-- start of Exercise material --

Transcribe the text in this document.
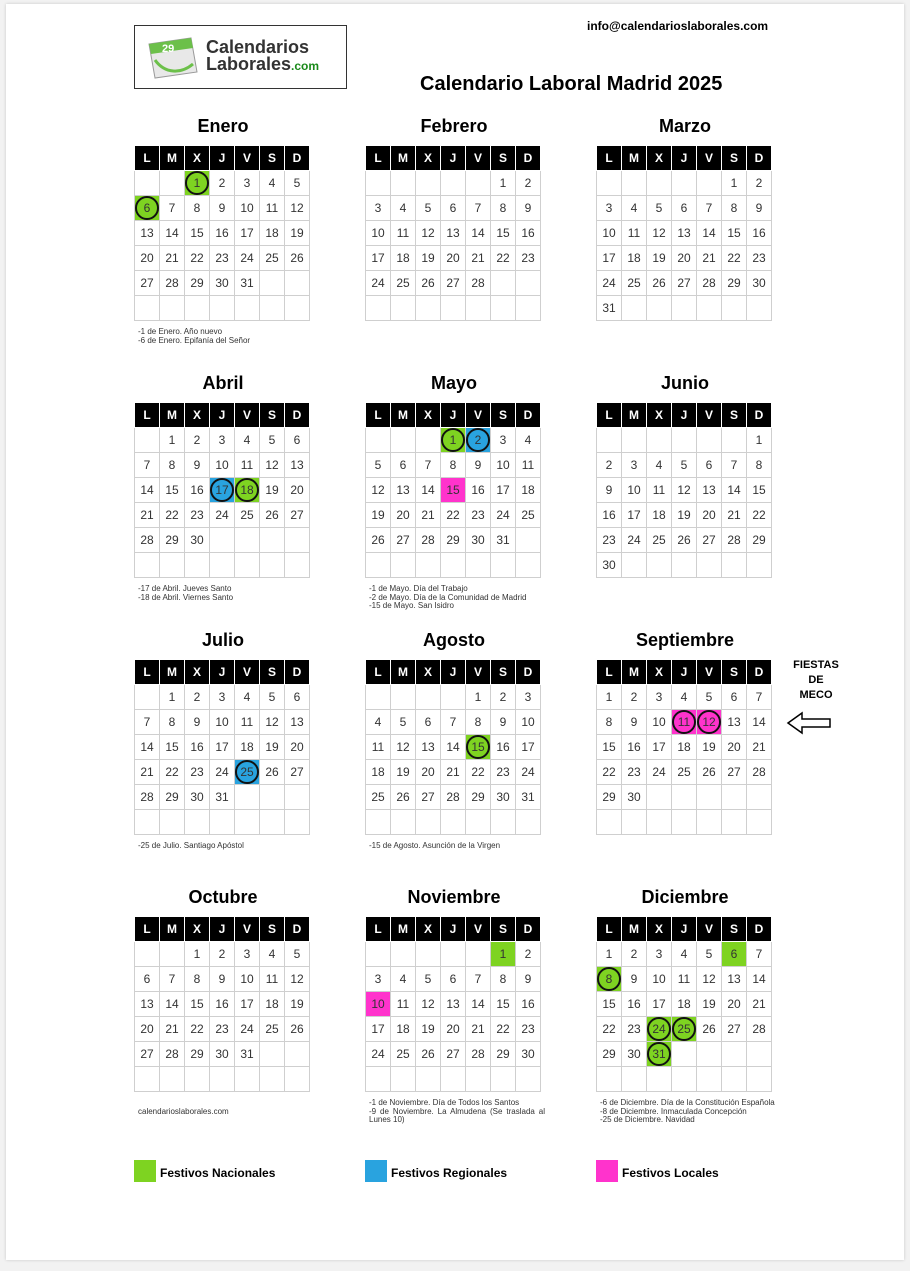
29 Calendarios
Laborales.com
info@calendarioslaborales.com
Calendario Laboral Madrid 2025
Enero
L	M	X	J	V	S	D
		1	2	3	4	5
6	7	8	9	10	11	12
13	14	15	16	17	18	19
20	21	22	23	24	25	26
27	28	29	30	31		

-1 de Enero. Año nuevo

-6 de Enero. Epifanía del Señor

Febrero
L	M	X	J	V	S	D
					1	2
3	4	5	6	7	8	9
10	11	12	13	14	15	16
17	18	19	20	21	22	23
24	25	26	27	28		

Marzo
L	M	X	J	V	S	D
					1	2
3	4	5	6	7	8	9
10	11	12	13	14	15	16
17	18	19	20	21	22	23
24	25	26	27	28	29	30
31						
Abril
L	M	X	J	V	S	D
	1	2	3	4	5	6
7	8	9	10	11	12	13
14	15	16	17	18	19	20
21	22	23	24	25	26	27
28	29	30				

-17 de Abril. Jueves Santo

-18 de Abril. Viernes Santo

Mayo
L	M	X	J	V	S	D
			1	2	3	4
5	6	7	8	9	10	11
12	13	14	15	16	17	18
19	20	21	22	23	24	25
26	27	28	29	30	31	

-1 de Mayo. Día del Trabajo

-2 de Mayo. Día de la Comunidad de Madrid

-15 de Mayo. San Isidro

Junio
L	M	X	J	V	S	D
						1
2	3	4	5	6	7	8
9	10	11	12	13	14	15
16	17	18	19	20	21	22
23	24	25	26	27	28	29
30						
Julio
L	M	X	J	V	S	D
	1	2	3	4	5	6
7	8	9	10	11	12	13
14	15	16	17	18	19	20
21	22	23	24	25	26	27
28	29	30	31			

-25 de Julio. Santiago Apóstol

Agosto
L	M	X	J	V	S	D
				1	2	3
4	5	6	7	8	9	10
11	12	13	14	15	16	17
18	19	20	21	22	23	24
25	26	27	28	29	30	31

-15 de Agosto. Asunción de la Virgen

Septiembre
L	M	X	J	V	S	D
1	2	3	4	5	6	7
8	9	10	11	12	13	14
15	16	17	18	19	20	21
22	23	24	25	26	27	28
29	30					

Octubre
L	M	X	J	V	S	D
		1	2	3	4	5
6	7	8	9	10	11	12
13	14	15	16	17	18	19
20	21	22	23	24	25	26
27	28	29	30	31		

Noviembre
L	M	X	J	V	S	D
					1	2
3	4	5	6	7	8	9
10	11	12	13	14	15	16
17	18	19	20	21	22	23
24	25	26	27	28	29	30

-1 de Noviembre. Día de Todos los Santos

-9 de Noviembre. La Almudena (Se traslada al Lunes 10)

Diciembre
L	M	X	J	V	S	D
1	2	3	4	5	6	7
8	9	10	11	12	13	14
15	16	17	18	19	20	21
22	23	24	25	26	27	28
29	30	31				

-6 de Diciembre. Día de la Constitución Española

-8 de Diciembre. Inmaculada Concepción

-25 de Diciembre. Navidad

FIESTAS
DE
MECO
calendarioslaborales.com
Festivos Nacionales	Festivos Regionales	Festivos Locales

-- end of Exercise material --

* Work to be completed
Check each line of the records for the word "Abril" and extract those that contain it.

* Solution to the problem
Abril
-17 de Abril. Jueves Santo
-18 de Abril. Viernes Santo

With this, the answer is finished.